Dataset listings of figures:

--------------------

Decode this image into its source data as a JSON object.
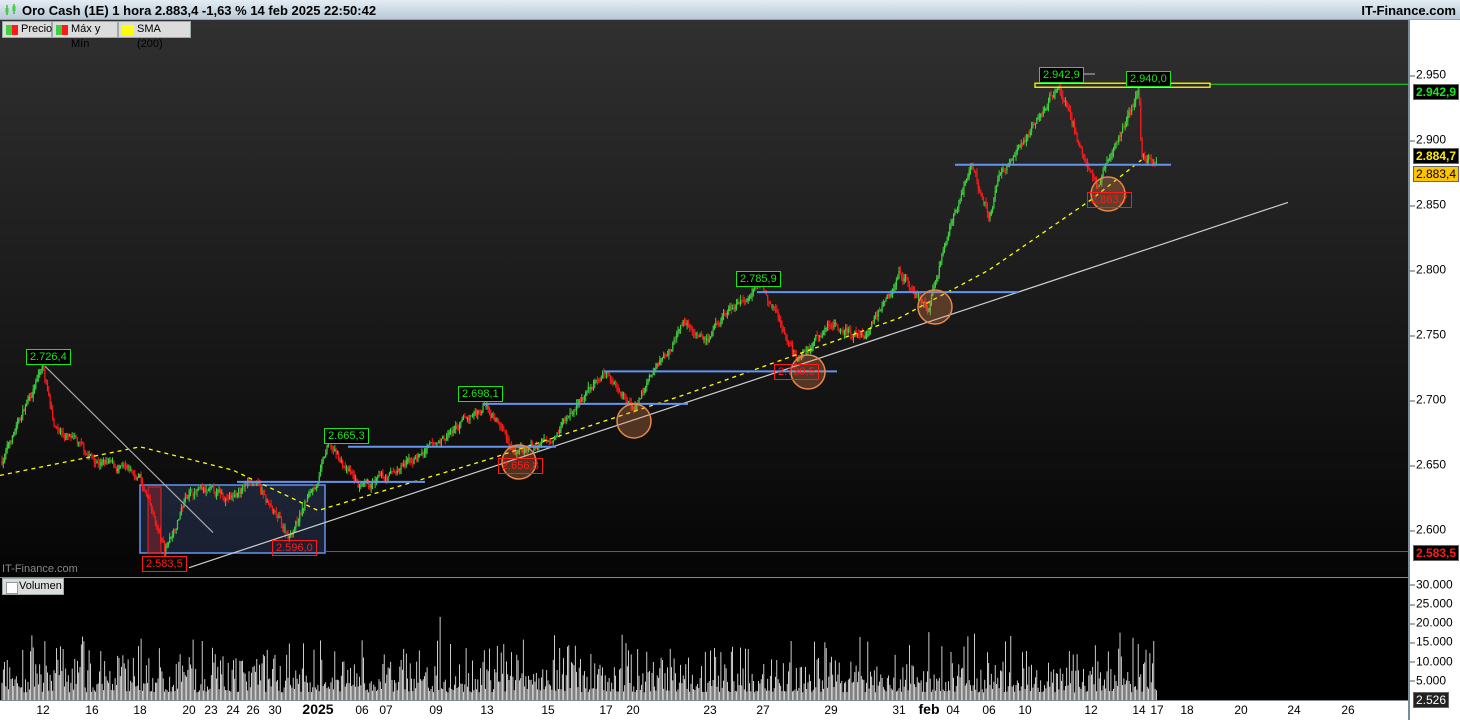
{
  "header": {
    "title": "Oro Cash (1E) 1 hora 2.883,4 -1,63 % 14 feb 2025 22:50:42",
    "brand": "IT-Finance.com",
    "icon": "candlestick-icon"
  },
  "legend": [
    {
      "label": "Precio",
      "colors": [
        "#3fcf3f",
        "#ff1a1a"
      ]
    },
    {
      "label": "Máx y Mín",
      "colors": [
        "#3fcf3f",
        "#ff1a1a"
      ]
    },
    {
      "label": "SMA (200)",
      "colors": [
        "#ffff00"
      ]
    }
  ],
  "watermark": "IT-Finance.com",
  "volume_legend": "Volumen",
  "price_tags": {
    "high_level": "2.942,9",
    "sma": "2.884,7",
    "last": "2.883,4",
    "low_level": "2.583,5",
    "volume_last": "2.526"
  },
  "colors": {
    "up": "#3fcf3f",
    "down": "#ff1a1a",
    "sma": "#ffff00",
    "support": "#6495ed",
    "high_line": "#19e619",
    "low_line": "#ff1a1a",
    "circle": "#e8884a"
  },
  "chart_data": {
    "type": "candlestick",
    "title": "Oro Cash (1E) 1 hora",
    "y_ticks": [
      "2.950",
      "2.900",
      "2.850",
      "2.800",
      "2.750",
      "2.700",
      "2.650",
      "2.600"
    ],
    "ylim": [
      2565,
      2970
    ],
    "volume_ticks": [
      "30.000",
      "25.000",
      "20.000",
      "15.000",
      "10.000",
      "5.000"
    ],
    "volume_ylim": [
      0,
      35000
    ],
    "x_ticks": [
      {
        "label": "12",
        "date": "2024-12-12"
      },
      {
        "label": "16",
        "date": "2024-12-16"
      },
      {
        "label": "18",
        "date": "2024-12-18"
      },
      {
        "label": "20",
        "date": "2024-12-20"
      },
      {
        "label": "23",
        "date": "2024-12-23"
      },
      {
        "label": "24",
        "date": "2024-12-24"
      },
      {
        "label": "26",
        "date": "2024-12-26"
      },
      {
        "label": "30",
        "date": "2024-12-30"
      },
      {
        "label": "2025",
        "date": "2025-01-02",
        "bold": true
      },
      {
        "label": "06",
        "date": "2025-01-06"
      },
      {
        "label": "07",
        "date": "2025-01-07"
      },
      {
        "label": "09",
        "date": "2025-01-09"
      },
      {
        "label": "13",
        "date": "2025-01-13"
      },
      {
        "label": "15",
        "date": "2025-01-15"
      },
      {
        "label": "17",
        "date": "2025-01-17"
      },
      {
        "label": "20",
        "date": "2025-01-20"
      },
      {
        "label": "23",
        "date": "2025-01-23"
      },
      {
        "label": "27",
        "date": "2025-01-27"
      },
      {
        "label": "29",
        "date": "2025-01-29"
      },
      {
        "label": "31",
        "date": "2025-01-31"
      },
      {
        "label": "feb",
        "date": "2025-02-03",
        "bold": true
      },
      {
        "label": "04",
        "date": "2025-02-04"
      },
      {
        "label": "06",
        "date": "2025-02-06"
      },
      {
        "label": "10",
        "date": "2025-02-10"
      },
      {
        "label": "12",
        "date": "2025-02-12"
      },
      {
        "label": "14",
        "date": "2025-02-14"
      },
      {
        "label": "17",
        "date": "2025-02-17"
      },
      {
        "label": "18",
        "date": "2025-02-18"
      },
      {
        "label": "20",
        "date": "2025-02-20"
      },
      {
        "label": "24",
        "date": "2025-02-24"
      },
      {
        "label": "26",
        "date": "2025-02-26"
      }
    ],
    "price_path": [
      [
        "2024-12-09",
        2650
      ],
      [
        "2024-12-12",
        2726
      ],
      [
        "2024-12-13",
        2680
      ],
      [
        "2024-12-16",
        2655
      ],
      [
        "2024-12-18",
        2640
      ],
      [
        "2024-12-19",
        2584
      ],
      [
        "2024-12-20",
        2630
      ],
      [
        "2024-12-24",
        2625
      ],
      [
        "2024-12-26",
        2640
      ],
      [
        "2024-12-30",
        2610
      ],
      [
        "2024-12-31",
        2596
      ],
      [
        "2025-01-02",
        2640
      ],
      [
        "2025-01-03",
        2665
      ],
      [
        "2025-01-06",
        2630
      ],
      [
        "2025-01-07",
        2640
      ],
      [
        "2025-01-09",
        2665
      ],
      [
        "2025-01-13",
        2698
      ],
      [
        "2025-01-14",
        2657
      ],
      [
        "2025-01-15",
        2670
      ],
      [
        "2025-01-17",
        2722
      ],
      [
        "2025-01-20",
        2695
      ],
      [
        "2025-01-22",
        2760
      ],
      [
        "2025-01-23",
        2745
      ],
      [
        "2025-01-24",
        2765
      ],
      [
        "2025-01-27",
        2786
      ],
      [
        "2025-01-28",
        2730
      ],
      [
        "2025-01-29",
        2760
      ],
      [
        "2025-01-30",
        2748
      ],
      [
        "2025-01-31",
        2800
      ],
      [
        "2025-02-03",
        2770
      ],
      [
        "2025-02-04",
        2840
      ],
      [
        "2025-02-05",
        2880
      ],
      [
        "2025-02-06",
        2840
      ],
      [
        "2025-02-07",
        2870
      ],
      [
        "2025-02-10",
        2900
      ],
      [
        "2025-02-11",
        2942.9
      ],
      [
        "2025-02-12",
        2875
      ],
      [
        "2025-02-12T18:00",
        2864
      ],
      [
        "2025-02-14T12:00",
        2940
      ],
      [
        "2025-02-14T22:00",
        2883.4
      ]
    ],
    "sma_200": [
      [
        "2024-12-09",
        2642
      ],
      [
        "2024-12-18",
        2664
      ],
      [
        "2024-12-24",
        2646
      ],
      [
        "2025-01-02",
        2615
      ],
      [
        "2025-01-13",
        2654
      ],
      [
        "2025-01-22",
        2704
      ],
      [
        "2025-01-28",
        2735
      ],
      [
        "2025-01-31",
        2763
      ],
      [
        "2025-02-06",
        2800
      ],
      [
        "2025-02-12",
        2854
      ],
      [
        "2025-02-14T22:00",
        2884.7
      ]
    ],
    "annotations": {
      "highs": [
        {
          "date": "2024-12-12",
          "text": "2.726,4"
        },
        {
          "date": "2025-01-06",
          "text": "2.665,3"
        },
        {
          "date": "2025-01-13",
          "text": "2.698,1"
        },
        {
          "date": "2025-01-27",
          "text": "2.785,9"
        },
        {
          "date": "2025-02-11",
          "text": "2.942,9"
        },
        {
          "date": "2025-02-14",
          "text": "2.940,0"
        }
      ],
      "lows": [
        {
          "date": "2024-12-19",
          "text": "2.583,5"
        },
        {
          "date": "2024-12-31",
          "text": "2.596,0"
        },
        {
          "date": "2025-01-14",
          "text": "2.656,8"
        },
        {
          "date": "2025-01-28",
          "text": "2.730,5"
        },
        {
          "date": "2025-02-12",
          "text": "2.863,7"
        }
      ],
      "support_levels": [
        2637,
        2664,
        2697,
        2722,
        2783,
        2881
      ],
      "resistance_zone": [
        2940,
        2942.9
      ],
      "uptrend_line": [
        [
          "2024-12-20",
          2571
        ],
        [
          "2025-02-24",
          2852
        ]
      ],
      "downtrend_line": [
        [
          "2024-12-12",
          2726
        ],
        [
          "2024-12-20",
          2598
        ]
      ]
    }
  }
}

--------------------

▶ _EXERCISE_:
Copy out all the entries exactly. Images stay out of the copy.

▶ _SOLUTION TO THIS EXERCISE_:
Decode this image into its source data as a JSON object.
{
  "header": {
    "title": "Oro Cash (1E) 1 hora 2.883,4 -1,63 % 14 feb 2025 22:50:42",
    "brand": "IT-Finance.com",
    "icon": "candlestick-icon"
  },
  "legend": [
    {
      "label": "Precio",
      "colors": [
        "#3fcf3f",
        "#ff1a1a"
      ]
    },
    {
      "label": "Máx y Mín",
      "colors": [
        "#3fcf3f",
        "#ff1a1a"
      ]
    },
    {
      "label": "SMA (200)",
      "colors": [
        "#ffff00"
      ]
    }
  ],
  "watermark": "IT-Finance.com",
  "volume_legend": "Volumen",
  "price_tags": {
    "high_level": "2.942,9",
    "sma": "2.884,7",
    "last": "2.883,4",
    "low_level": "2.583,5",
    "volume_last": "2.526"
  },
  "colors": {
    "up": "#3fcf3f",
    "down": "#ff1a1a",
    "sma": "#ffff00",
    "support": "#6495ed",
    "high_line": "#19e619",
    "low_line": "#ff1a1a",
    "circle": "#e8884a"
  },
  "chart_data": {
    "type": "candlestick",
    "title": "Oro Cash (1E) 1 hora",
    "y_ticks": [
      "2.950",
      "2.900",
      "2.850",
      "2.800",
      "2.750",
      "2.700",
      "2.650",
      "2.600"
    ],
    "ylim": [
      2565,
      2970
    ],
    "volume_ticks": [
      "30.000",
      "25.000",
      "20.000",
      "15.000",
      "10.000",
      "5.000"
    ],
    "volume_ylim": [
      0,
      35000
    ],
    "x_ticks": [
      {
        "label": "12",
        "date": "2024-12-12"
      },
      {
        "label": "16",
        "date": "2024-12-16"
      },
      {
        "label": "18",
        "date": "2024-12-18"
      },
      {
        "label": "20",
        "date": "2024-12-20"
      },
      {
        "label": "23",
        "date": "2024-12-23"
      },
      {
        "label": "24",
        "date": "2024-12-24"
      },
      {
        "label": "26",
        "date": "2024-12-26"
      },
      {
        "label": "30",
        "date": "2024-12-30"
      },
      {
        "label": "2025",
        "date": "2025-01-02",
        "bold": true
      },
      {
        "label": "06",
        "date": "2025-01-06"
      },
      {
        "label": "07",
        "date": "2025-01-07"
      },
      {
        "label": "09",
        "date": "2025-01-09"
      },
      {
        "label": "13",
        "date": "2025-01-13"
      },
      {
        "label": "15",
        "date": "2025-01-15"
      },
      {
        "label": "17",
        "date": "2025-01-17"
      },
      {
        "label": "20",
        "date": "2025-01-20"
      },
      {
        "label": "23",
        "date": "2025-01-23"
      },
      {
        "label": "27",
        "date": "2025-01-27"
      },
      {
        "label": "29",
        "date": "2025-01-29"
      },
      {
        "label": "31",
        "date": "2025-01-31"
      },
      {
        "label": "feb",
        "date": "2025-02-03",
        "bold": true
      },
      {
        "label": "04",
        "date": "2025-02-04"
      },
      {
        "label": "06",
        "date": "2025-02-06"
      },
      {
        "label": "10",
        "date": "2025-02-10"
      },
      {
        "label": "12",
        "date": "2025-02-12"
      },
      {
        "label": "14",
        "date": "2025-02-14"
      },
      {
        "label": "17",
        "date": "2025-02-17"
      },
      {
        "label": "18",
        "date": "2025-02-18"
      },
      {
        "label": "20",
        "date": "2025-02-20"
      },
      {
        "label": "24",
        "date": "2025-02-24"
      },
      {
        "label": "26",
        "date": "2025-02-26"
      }
    ],
    "price_path": [
      [
        "2024-12-09",
        2650
      ],
      [
        "2024-12-12",
        2726
      ],
      [
        "2024-12-13",
        2680
      ],
      [
        "2024-12-16",
        2655
      ],
      [
        "2024-12-18",
        2640
      ],
      [
        "2024-12-19",
        2584
      ],
      [
        "2024-12-20",
        2630
      ],
      [
        "2024-12-24",
        2625
      ],
      [
        "2024-12-26",
        2640
      ],
      [
        "2024-12-30",
        2610
      ],
      [
        "2024-12-31",
        2596
      ],
      [
        "2025-01-02",
        2640
      ],
      [
        "2025-01-03",
        2665
      ],
      [
        "2025-01-06",
        2630
      ],
      [
        "2025-01-07",
        2640
      ],
      [
        "2025-01-09",
        2665
      ],
      [
        "2025-01-13",
        2698
      ],
      [
        "2025-01-14",
        2657
      ],
      [
        "2025-01-15",
        2670
      ],
      [
        "2025-01-17",
        2722
      ],
      [
        "2025-01-20",
        2695
      ],
      [
        "2025-01-22",
        2760
      ],
      [
        "2025-01-23",
        2745
      ],
      [
        "2025-01-24",
        2765
      ],
      [
        "2025-01-27",
        2786
      ],
      [
        "2025-01-28",
        2730
      ],
      [
        "2025-01-29",
        2760
      ],
      [
        "2025-01-30",
        2748
      ],
      [
        "2025-01-31",
        2800
      ],
      [
        "2025-02-03",
        2770
      ],
      [
        "2025-02-04",
        2840
      ],
      [
        "2025-02-05",
        2880
      ],
      [
        "2025-02-06",
        2840
      ],
      [
        "2025-02-07",
        2870
      ],
      [
        "2025-02-10",
        2900
      ],
      [
        "2025-02-11",
        2942.9
      ],
      [
        "2025-02-12",
        2875
      ],
      [
        "2025-02-12T18:00",
        2864
      ],
      [
        "2025-02-14T12:00",
        2940
      ],
      [
        "2025-02-14T22:00",
        2883.4
      ]
    ],
    "sma_200": [
      [
        "2024-12-09",
        2642
      ],
      [
        "2024-12-18",
        2664
      ],
      [
        "2024-12-24",
        2646
      ],
      [
        "2025-01-02",
        2615
      ],
      [
        "2025-01-13",
        2654
      ],
      [
        "2025-01-22",
        2704
      ],
      [
        "2025-01-28",
        2735
      ],
      [
        "2025-01-31",
        2763
      ],
      [
        "2025-02-06",
        2800
      ],
      [
        "2025-02-12",
        2854
      ],
      [
        "2025-02-14T22:00",
        2884.7
      ]
    ],
    "annotations": {
      "highs": [
        {
          "date": "2024-12-12",
          "text": "2.726,4"
        },
        {
          "date": "2025-01-06",
          "text": "2.665,3"
        },
        {
          "date": "2025-01-13",
          "text": "2.698,1"
        },
        {
          "date": "2025-01-27",
          "text": "2.785,9"
        },
        {
          "date": "2025-02-11",
          "text": "2.942,9"
        },
        {
          "date": "2025-02-14",
          "text": "2.940,0"
        }
      ],
      "lows": [
        {
          "date": "2024-12-19",
          "text": "2.583,5"
        },
        {
          "date": "2024-12-31",
          "text": "2.596,0"
        },
        {
          "date": "2025-01-14",
          "text": "2.656,8"
        },
        {
          "date": "2025-01-28",
          "text": "2.730,5"
        },
        {
          "date": "2025-02-12",
          "text": "2.863,7"
        }
      ],
      "support_levels": [
        2637,
        2664,
        2697,
        2722,
        2783,
        2881
      ],
      "resistance_zone": [
        2940,
        2942.9
      ],
      "uptrend_line": [
        [
          "2024-12-20",
          2571
        ],
        [
          "2025-02-24",
          2852
        ]
      ],
      "downtrend_line": [
        [
          "2024-12-12",
          2726
        ],
        [
          "2024-12-20",
          2598
        ]
      ]
    }
  }
}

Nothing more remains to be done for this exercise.